Retype each line of the material exactly, please, skipping any picture in it.
══════════
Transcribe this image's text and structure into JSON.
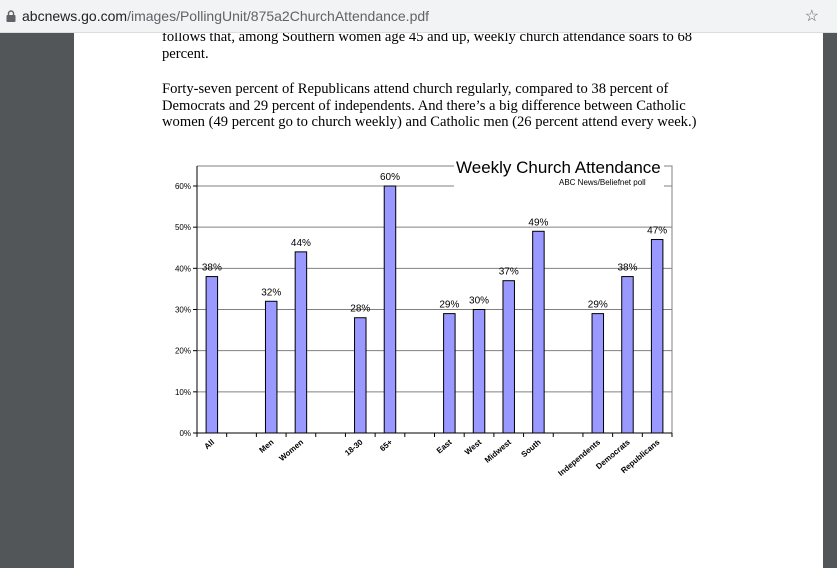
{
  "browser": {
    "url_host": "abcnews.go.com",
    "url_path": "/images/PollingUnit/875a2ChurchAttendance.pdf"
  },
  "document": {
    "paragraph1": "follows that, among Southern women age 45 and up, weekly church attendance soars to 68 percent.",
    "paragraph2": "Forty-seven percent of Republicans attend church regularly, compared to 38 percent of Democrats and 29 percent of independents. And there’s a big difference between Catholic women (49 percent go to church weekly) and Catholic men (26 percent attend every week.)"
  },
  "chart_data": {
    "type": "bar",
    "title": "Weekly Church Attendance",
    "subtitle": "ABC News/Beliefnet poll",
    "ylim": [
      0,
      60
    ],
    "y_ticks": [
      "0%",
      "10%",
      "20%",
      "30%",
      "40%",
      "50%",
      "60%"
    ],
    "categories": [
      "All",
      "Men",
      "Women",
      "18-30",
      "65+",
      "East",
      "West",
      "Midwest",
      "South",
      "Independents",
      "Democrats",
      "Republicans"
    ],
    "values": [
      38,
      32,
      44,
      28,
      60,
      29,
      30,
      37,
      49,
      29,
      38,
      47
    ],
    "data_labels": [
      "38%",
      "32%",
      "44%",
      "28%",
      "60%",
      "29%",
      "30%",
      "37%",
      "49%",
      "29%",
      "38%",
      "47%"
    ],
    "bar_color": "#9999ff",
    "grid": true
  }
}
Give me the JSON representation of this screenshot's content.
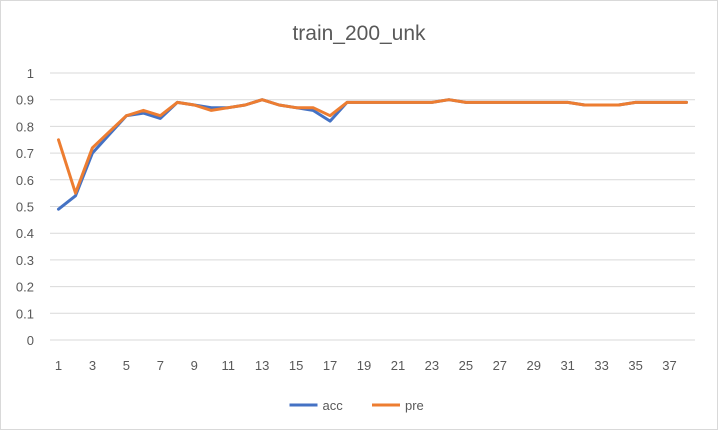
{
  "chart_data": {
    "type": "line",
    "title": "train_200_unk",
    "xlabel": "",
    "ylabel": "",
    "ylim": [
      0,
      1
    ],
    "y_ticks": [
      "0",
      "0.1",
      "0.2",
      "0.3",
      "0.4",
      "0.5",
      "0.6",
      "0.7",
      "0.8",
      "0.9",
      "1"
    ],
    "x": [
      1,
      2,
      3,
      4,
      5,
      6,
      7,
      8,
      9,
      10,
      11,
      12,
      13,
      14,
      15,
      16,
      17,
      18,
      19,
      20,
      21,
      22,
      23,
      24,
      25,
      26,
      27,
      28,
      29,
      30,
      31,
      32,
      33,
      34,
      35,
      36,
      37,
      38
    ],
    "x_tick_labels": [
      "1",
      "3",
      "5",
      "7",
      "9",
      "11",
      "13",
      "15",
      "17",
      "19",
      "21",
      "23",
      "25",
      "27",
      "29",
      "31",
      "33",
      "35",
      "37"
    ],
    "grid": true,
    "legend_position": "bottom",
    "series": [
      {
        "name": "acc",
        "color": "#4472C4",
        "values": [
          0.49,
          0.54,
          0.7,
          0.77,
          0.84,
          0.85,
          0.83,
          0.89,
          0.88,
          0.87,
          0.87,
          0.88,
          0.9,
          0.88,
          0.87,
          0.86,
          0.82,
          0.89,
          0.89,
          0.89,
          0.89,
          0.89,
          0.89,
          0.9,
          0.89,
          0.89,
          0.89,
          0.89,
          0.89,
          0.89,
          0.89,
          0.88,
          0.88,
          0.88,
          0.89,
          0.89,
          0.89,
          0.89
        ]
      },
      {
        "name": "pre",
        "color": "#ED7D31",
        "values": [
          0.75,
          0.55,
          0.72,
          0.78,
          0.84,
          0.86,
          0.84,
          0.89,
          0.88,
          0.86,
          0.87,
          0.88,
          0.9,
          0.88,
          0.87,
          0.87,
          0.84,
          0.89,
          0.89,
          0.89,
          0.89,
          0.89,
          0.89,
          0.9,
          0.89,
          0.89,
          0.89,
          0.89,
          0.89,
          0.89,
          0.89,
          0.88,
          0.88,
          0.88,
          0.89,
          0.89,
          0.89,
          0.89
        ]
      }
    ]
  }
}
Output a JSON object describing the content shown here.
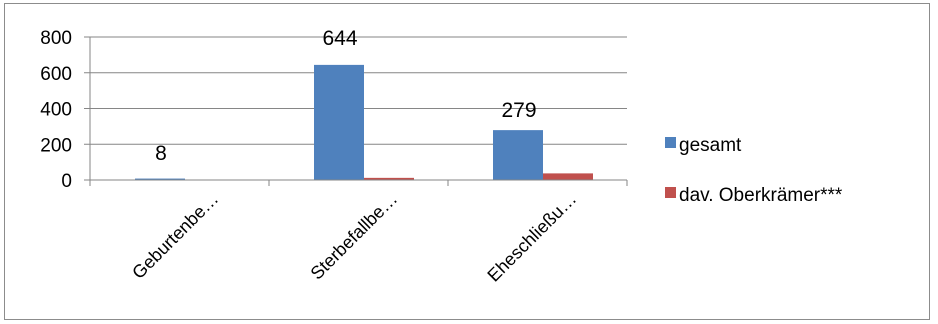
{
  "chart_data": {
    "type": "bar",
    "categories": [
      "Geburtenbe…",
      "Sterbefallbe…",
      "Eheschließu…"
    ],
    "series": [
      {
        "name": "gesamt",
        "values": [
          8,
          644,
          279
        ],
        "color": "#4f81bd",
        "data_labels": [
          "8",
          "644",
          "279"
        ]
      },
      {
        "name": "dav. Oberkrämer***",
        "values": [
          0,
          12,
          37
        ],
        "color": "#c0504d",
        "data_labels": null
      }
    ],
    "ylim": [
      0,
      800
    ],
    "yticks": [
      0,
      200,
      400,
      600,
      800
    ],
    "grid": true,
    "legend": "right"
  }
}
══════════
→ **Result for this task**:
Transcribe this image's text and structure into JSON.
{
  "browser": {
    "url_host": "abcnews.go.com",
    "url_path": "/images/PollingUnit/875a2ChurchAttendance.pdf"
  },
  "document": {
    "paragraph1": "follows that, among Southern women age 45 and up, weekly church attendance soars to 68 percent.",
    "paragraph2": "Forty-seven percent of Republicans attend church regularly, compared to 38 percent of Democrats and 29 percent of independents. And there’s a big difference between Catholic women (49 percent go to church weekly) and Catholic men (26 percent attend every week.)"
  },
  "chart_data": {
    "type": "bar",
    "title": "Weekly Church Attendance",
    "subtitle": "ABC News/Beliefnet poll",
    "ylim": [
      0,
      60
    ],
    "y_ticks": [
      "0%",
      "10%",
      "20%",
      "30%",
      "40%",
      "50%",
      "60%"
    ],
    "categories": [
      "All",
      "Men",
      "Women",
      "18-30",
      "65+",
      "East",
      "West",
      "Midwest",
      "South",
      "Independents",
      "Democrats",
      "Republicans"
    ],
    "values": [
      38,
      32,
      44,
      28,
      60,
      29,
      30,
      37,
      49,
      29,
      38,
      47
    ],
    "data_labels": [
      "38%",
      "32%",
      "44%",
      "28%",
      "60%",
      "29%",
      "30%",
      "37%",
      "49%",
      "29%",
      "38%",
      "47%"
    ],
    "bar_color": "#9999ff",
    "grid": true
  }
}
Give me the JSON representation of this screenshot's content.
{
  "chart_data": {
    "type": "line",
    "title": "train_200_unk",
    "xlabel": "",
    "ylabel": "",
    "ylim": [
      0,
      1
    ],
    "y_ticks": [
      "0",
      "0.1",
      "0.2",
      "0.3",
      "0.4",
      "0.5",
      "0.6",
      "0.7",
      "0.8",
      "0.9",
      "1"
    ],
    "x": [
      1,
      2,
      3,
      4,
      5,
      6,
      7,
      8,
      9,
      10,
      11,
      12,
      13,
      14,
      15,
      16,
      17,
      18,
      19,
      20,
      21,
      22,
      23,
      24,
      25,
      26,
      27,
      28,
      29,
      30,
      31,
      32,
      33,
      34,
      35,
      36,
      37,
      38
    ],
    "x_tick_labels": [
      "1",
      "3",
      "5",
      "7",
      "9",
      "11",
      "13",
      "15",
      "17",
      "19",
      "21",
      "23",
      "25",
      "27",
      "29",
      "31",
      "33",
      "35",
      "37"
    ],
    "grid": true,
    "legend_position": "bottom",
    "series": [
      {
        "name": "acc",
        "color": "#4472C4",
        "values": [
          0.49,
          0.54,
          0.7,
          0.77,
          0.84,
          0.85,
          0.83,
          0.89,
          0.88,
          0.87,
          0.87,
          0.88,
          0.9,
          0.88,
          0.87,
          0.86,
          0.82,
          0.89,
          0.89,
          0.89,
          0.89,
          0.89,
          0.89,
          0.9,
          0.89,
          0.89,
          0.89,
          0.89,
          0.89,
          0.89,
          0.89,
          0.88,
          0.88,
          0.88,
          0.89,
          0.89,
          0.89,
          0.89
        ]
      },
      {
        "name": "pre",
        "color": "#ED7D31",
        "values": [
          0.75,
          0.55,
          0.72,
          0.78,
          0.84,
          0.86,
          0.84,
          0.89,
          0.88,
          0.86,
          0.87,
          0.88,
          0.9,
          0.88,
          0.87,
          0.87,
          0.84,
          0.89,
          0.89,
          0.89,
          0.89,
          0.89,
          0.89,
          0.9,
          0.89,
          0.89,
          0.89,
          0.89,
          0.89,
          0.89,
          0.89,
          0.88,
          0.88,
          0.88,
          0.89,
          0.89,
          0.89,
          0.89
        ]
      }
    ]
  }
}
Output a JSON object describing the content shown here.
{
  "chart_data": {
    "type": "bar",
    "categories": [
      "Geburtenbe…",
      "Sterbefallbe…",
      "Eheschließu…"
    ],
    "series": [
      {
        "name": "gesamt",
        "values": [
          8,
          644,
          279
        ],
        "color": "#4f81bd",
        "data_labels": [
          "8",
          "644",
          "279"
        ]
      },
      {
        "name": "dav. Oberkrämer***",
        "values": [
          0,
          12,
          37
        ],
        "color": "#c0504d",
        "data_labels": null
      }
    ],
    "ylim": [
      0,
      800
    ],
    "yticks": [
      0,
      200,
      400,
      600,
      800
    ],
    "grid": true,
    "legend": "right"
  }
}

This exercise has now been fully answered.